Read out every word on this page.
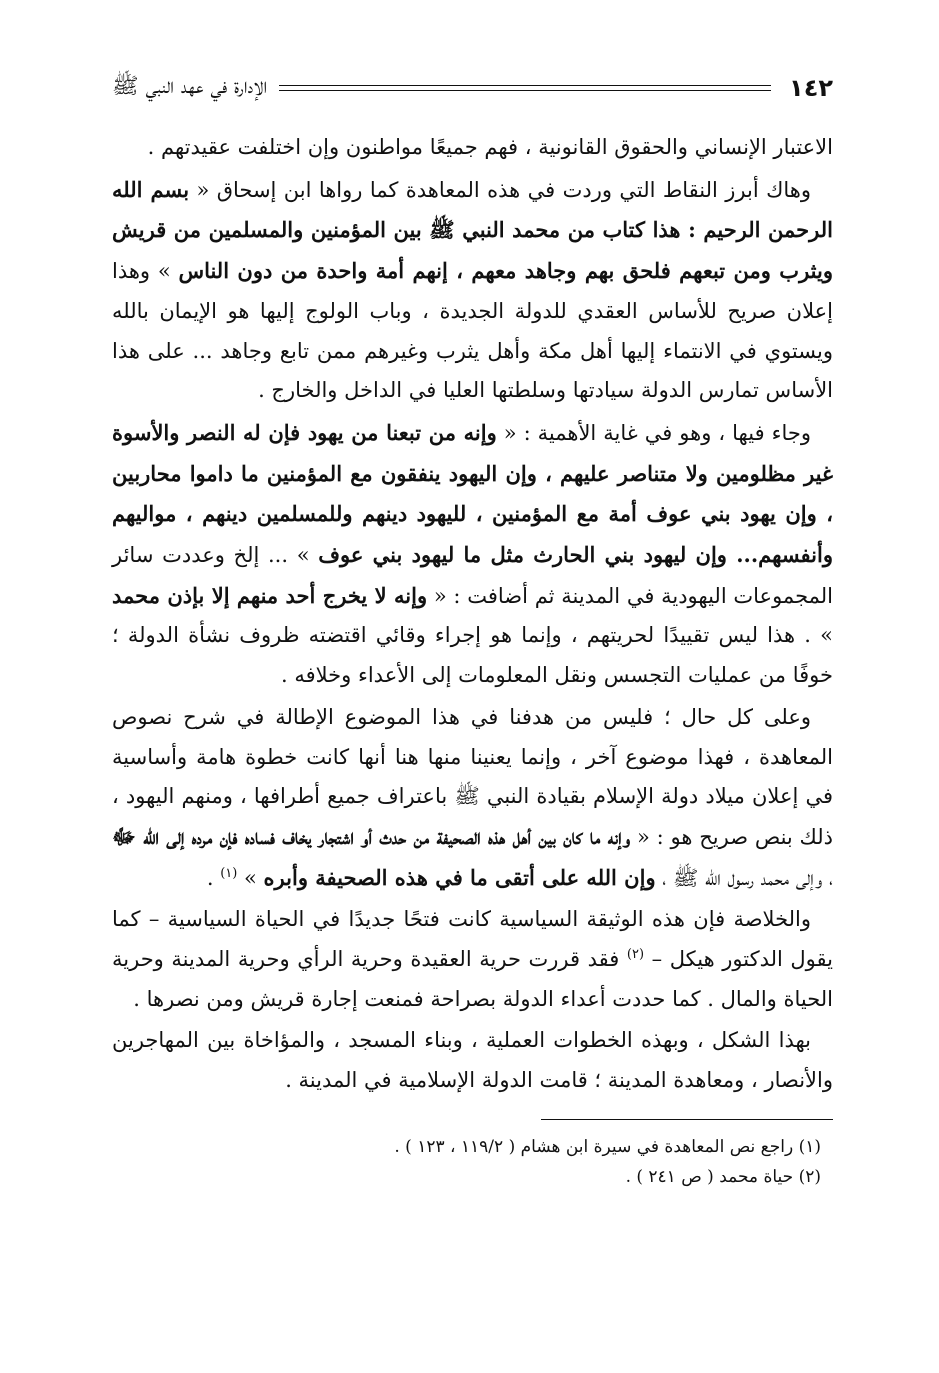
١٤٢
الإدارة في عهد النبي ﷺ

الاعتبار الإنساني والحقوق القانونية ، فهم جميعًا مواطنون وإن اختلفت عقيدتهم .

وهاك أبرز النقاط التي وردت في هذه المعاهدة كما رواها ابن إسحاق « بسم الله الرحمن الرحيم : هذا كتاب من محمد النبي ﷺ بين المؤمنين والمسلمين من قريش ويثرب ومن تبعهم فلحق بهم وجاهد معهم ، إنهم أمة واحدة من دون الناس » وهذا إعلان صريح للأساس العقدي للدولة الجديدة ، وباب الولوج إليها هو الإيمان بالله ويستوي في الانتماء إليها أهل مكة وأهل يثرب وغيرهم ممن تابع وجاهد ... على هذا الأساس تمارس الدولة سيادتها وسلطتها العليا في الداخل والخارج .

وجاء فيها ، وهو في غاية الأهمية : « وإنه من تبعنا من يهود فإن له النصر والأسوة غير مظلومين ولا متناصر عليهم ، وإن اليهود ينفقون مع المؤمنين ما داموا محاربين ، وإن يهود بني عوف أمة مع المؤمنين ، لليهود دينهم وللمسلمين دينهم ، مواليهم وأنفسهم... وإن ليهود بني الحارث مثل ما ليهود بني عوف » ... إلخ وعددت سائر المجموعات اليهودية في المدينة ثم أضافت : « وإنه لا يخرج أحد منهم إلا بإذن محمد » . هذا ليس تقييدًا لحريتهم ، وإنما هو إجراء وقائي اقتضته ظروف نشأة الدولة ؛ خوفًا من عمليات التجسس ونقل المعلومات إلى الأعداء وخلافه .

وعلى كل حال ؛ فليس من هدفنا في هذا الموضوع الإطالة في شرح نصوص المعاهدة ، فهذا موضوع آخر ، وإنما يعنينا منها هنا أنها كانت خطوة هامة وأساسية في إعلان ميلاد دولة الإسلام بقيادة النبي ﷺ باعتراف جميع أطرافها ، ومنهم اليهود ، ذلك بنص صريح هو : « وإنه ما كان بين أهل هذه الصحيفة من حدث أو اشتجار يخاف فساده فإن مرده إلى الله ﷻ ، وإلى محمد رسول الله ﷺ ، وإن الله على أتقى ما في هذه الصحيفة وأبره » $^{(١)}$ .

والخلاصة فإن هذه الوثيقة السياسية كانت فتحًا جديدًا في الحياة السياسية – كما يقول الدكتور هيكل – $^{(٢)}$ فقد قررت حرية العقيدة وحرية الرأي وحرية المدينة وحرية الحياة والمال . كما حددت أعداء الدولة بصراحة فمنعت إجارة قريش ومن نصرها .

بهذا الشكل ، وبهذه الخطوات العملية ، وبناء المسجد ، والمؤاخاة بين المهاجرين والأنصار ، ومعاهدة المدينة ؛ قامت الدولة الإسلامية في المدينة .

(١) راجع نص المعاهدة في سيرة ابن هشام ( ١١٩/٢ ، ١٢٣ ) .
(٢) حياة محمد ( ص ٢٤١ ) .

——————————

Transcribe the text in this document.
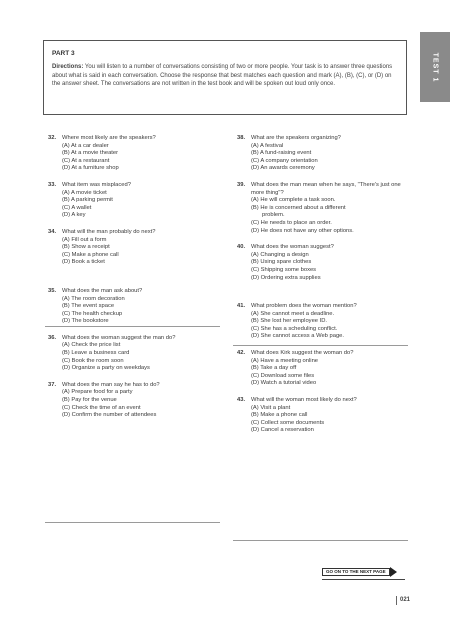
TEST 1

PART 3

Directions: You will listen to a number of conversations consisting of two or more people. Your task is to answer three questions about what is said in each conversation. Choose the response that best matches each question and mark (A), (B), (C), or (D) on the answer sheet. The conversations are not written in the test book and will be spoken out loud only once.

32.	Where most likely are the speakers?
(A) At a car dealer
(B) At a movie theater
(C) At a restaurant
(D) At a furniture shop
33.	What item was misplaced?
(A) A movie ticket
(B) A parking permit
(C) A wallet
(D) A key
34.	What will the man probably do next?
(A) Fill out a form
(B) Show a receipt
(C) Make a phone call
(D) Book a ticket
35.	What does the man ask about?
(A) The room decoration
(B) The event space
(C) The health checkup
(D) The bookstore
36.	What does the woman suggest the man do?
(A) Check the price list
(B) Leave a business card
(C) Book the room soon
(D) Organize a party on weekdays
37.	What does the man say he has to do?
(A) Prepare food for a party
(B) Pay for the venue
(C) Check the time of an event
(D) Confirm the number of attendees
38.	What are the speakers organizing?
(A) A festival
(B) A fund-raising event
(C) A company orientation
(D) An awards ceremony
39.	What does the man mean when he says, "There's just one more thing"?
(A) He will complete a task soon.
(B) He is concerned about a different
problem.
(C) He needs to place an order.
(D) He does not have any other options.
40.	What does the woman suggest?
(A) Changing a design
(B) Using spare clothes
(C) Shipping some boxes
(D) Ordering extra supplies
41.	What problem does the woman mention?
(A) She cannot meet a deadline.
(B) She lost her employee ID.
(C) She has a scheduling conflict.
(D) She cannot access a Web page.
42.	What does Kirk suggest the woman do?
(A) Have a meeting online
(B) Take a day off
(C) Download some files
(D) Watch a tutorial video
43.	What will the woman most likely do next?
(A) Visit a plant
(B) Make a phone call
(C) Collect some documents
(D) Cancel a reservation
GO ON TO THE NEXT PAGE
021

——————————

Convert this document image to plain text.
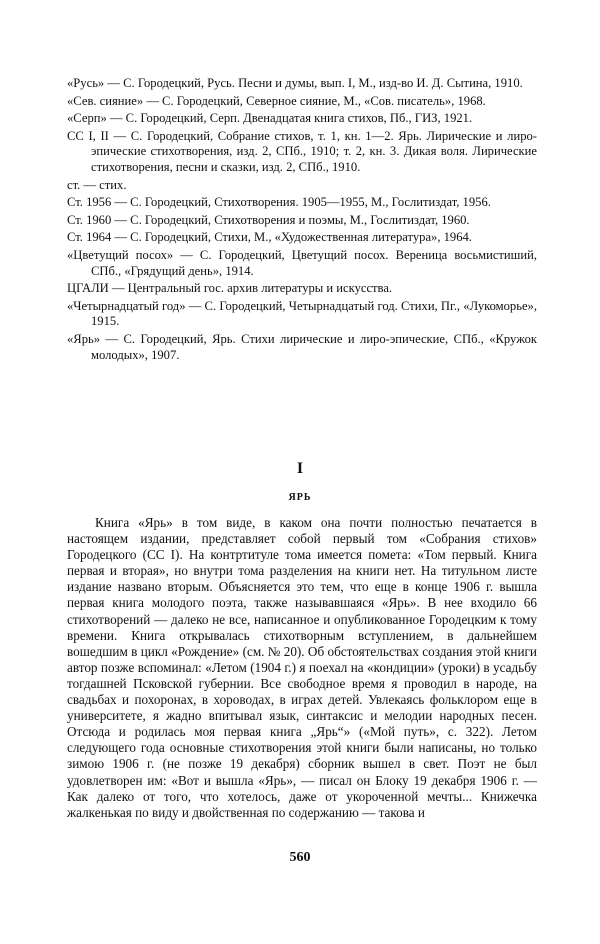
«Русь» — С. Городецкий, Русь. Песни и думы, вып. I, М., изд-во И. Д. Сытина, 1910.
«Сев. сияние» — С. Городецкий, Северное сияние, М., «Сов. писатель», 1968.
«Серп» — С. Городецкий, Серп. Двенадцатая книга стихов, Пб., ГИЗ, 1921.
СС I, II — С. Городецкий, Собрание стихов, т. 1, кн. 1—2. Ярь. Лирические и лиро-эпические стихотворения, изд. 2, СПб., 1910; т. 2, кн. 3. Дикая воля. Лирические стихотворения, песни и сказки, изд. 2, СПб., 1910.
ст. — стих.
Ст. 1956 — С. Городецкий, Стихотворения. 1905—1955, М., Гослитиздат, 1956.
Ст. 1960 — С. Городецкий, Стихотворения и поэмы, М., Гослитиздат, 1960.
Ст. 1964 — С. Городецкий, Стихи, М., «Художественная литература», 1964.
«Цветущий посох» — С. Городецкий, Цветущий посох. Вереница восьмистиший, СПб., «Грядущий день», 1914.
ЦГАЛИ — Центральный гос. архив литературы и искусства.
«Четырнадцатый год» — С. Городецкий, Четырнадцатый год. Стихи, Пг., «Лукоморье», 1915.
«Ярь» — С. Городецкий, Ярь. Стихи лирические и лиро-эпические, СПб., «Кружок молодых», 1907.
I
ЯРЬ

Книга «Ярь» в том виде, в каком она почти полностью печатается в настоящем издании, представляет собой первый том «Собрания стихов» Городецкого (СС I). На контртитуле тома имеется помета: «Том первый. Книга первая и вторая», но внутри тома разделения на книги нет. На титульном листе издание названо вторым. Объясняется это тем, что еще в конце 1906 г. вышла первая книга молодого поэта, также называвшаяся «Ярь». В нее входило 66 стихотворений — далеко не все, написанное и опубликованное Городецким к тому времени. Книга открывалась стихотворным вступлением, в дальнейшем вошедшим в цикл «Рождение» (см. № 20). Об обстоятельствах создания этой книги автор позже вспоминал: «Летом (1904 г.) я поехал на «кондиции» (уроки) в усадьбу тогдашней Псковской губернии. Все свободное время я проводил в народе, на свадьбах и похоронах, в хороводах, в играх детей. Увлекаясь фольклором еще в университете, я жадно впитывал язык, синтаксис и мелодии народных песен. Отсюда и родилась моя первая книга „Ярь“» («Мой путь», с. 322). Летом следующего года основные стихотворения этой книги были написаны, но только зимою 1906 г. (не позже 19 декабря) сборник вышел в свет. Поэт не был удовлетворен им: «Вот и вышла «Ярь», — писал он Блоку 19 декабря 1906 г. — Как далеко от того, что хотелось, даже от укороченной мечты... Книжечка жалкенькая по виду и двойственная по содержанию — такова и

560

——————————

» Requirement
Pull every line containing "event" out of the records.

» In response
(B) The event space
(C) Check the time of an event
(B) A fund-raising event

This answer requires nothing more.